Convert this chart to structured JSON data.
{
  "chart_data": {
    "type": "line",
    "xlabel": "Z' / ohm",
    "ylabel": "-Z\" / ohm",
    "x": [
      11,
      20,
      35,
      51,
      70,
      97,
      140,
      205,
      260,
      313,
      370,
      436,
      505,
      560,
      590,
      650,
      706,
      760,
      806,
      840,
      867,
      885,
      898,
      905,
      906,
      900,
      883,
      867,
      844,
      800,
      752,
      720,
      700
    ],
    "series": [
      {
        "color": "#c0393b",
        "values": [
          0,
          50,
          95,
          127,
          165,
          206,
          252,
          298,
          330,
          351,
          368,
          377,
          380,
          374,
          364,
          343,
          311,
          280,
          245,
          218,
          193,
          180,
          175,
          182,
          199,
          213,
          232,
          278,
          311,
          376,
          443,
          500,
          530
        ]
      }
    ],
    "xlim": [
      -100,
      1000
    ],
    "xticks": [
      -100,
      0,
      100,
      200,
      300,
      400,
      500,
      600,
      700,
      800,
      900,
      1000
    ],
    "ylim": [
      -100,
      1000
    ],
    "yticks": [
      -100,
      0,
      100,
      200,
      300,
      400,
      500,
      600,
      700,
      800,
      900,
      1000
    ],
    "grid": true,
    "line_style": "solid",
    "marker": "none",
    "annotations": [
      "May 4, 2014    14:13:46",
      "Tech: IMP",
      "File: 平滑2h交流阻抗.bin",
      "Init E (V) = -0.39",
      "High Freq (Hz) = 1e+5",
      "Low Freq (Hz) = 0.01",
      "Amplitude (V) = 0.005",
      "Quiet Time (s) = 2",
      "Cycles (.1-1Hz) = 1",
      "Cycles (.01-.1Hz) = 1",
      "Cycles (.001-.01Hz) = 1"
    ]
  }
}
* * * * * * * * *
> **What you should do**
Filter out every line that lacks the word "Cycles", and copy the rest.

> **The result**
      "Cycles (.1-1Hz) = 1",
      "Cycles (.01-.1Hz) = 1",
      "Cycles (.001-.01Hz) = 1"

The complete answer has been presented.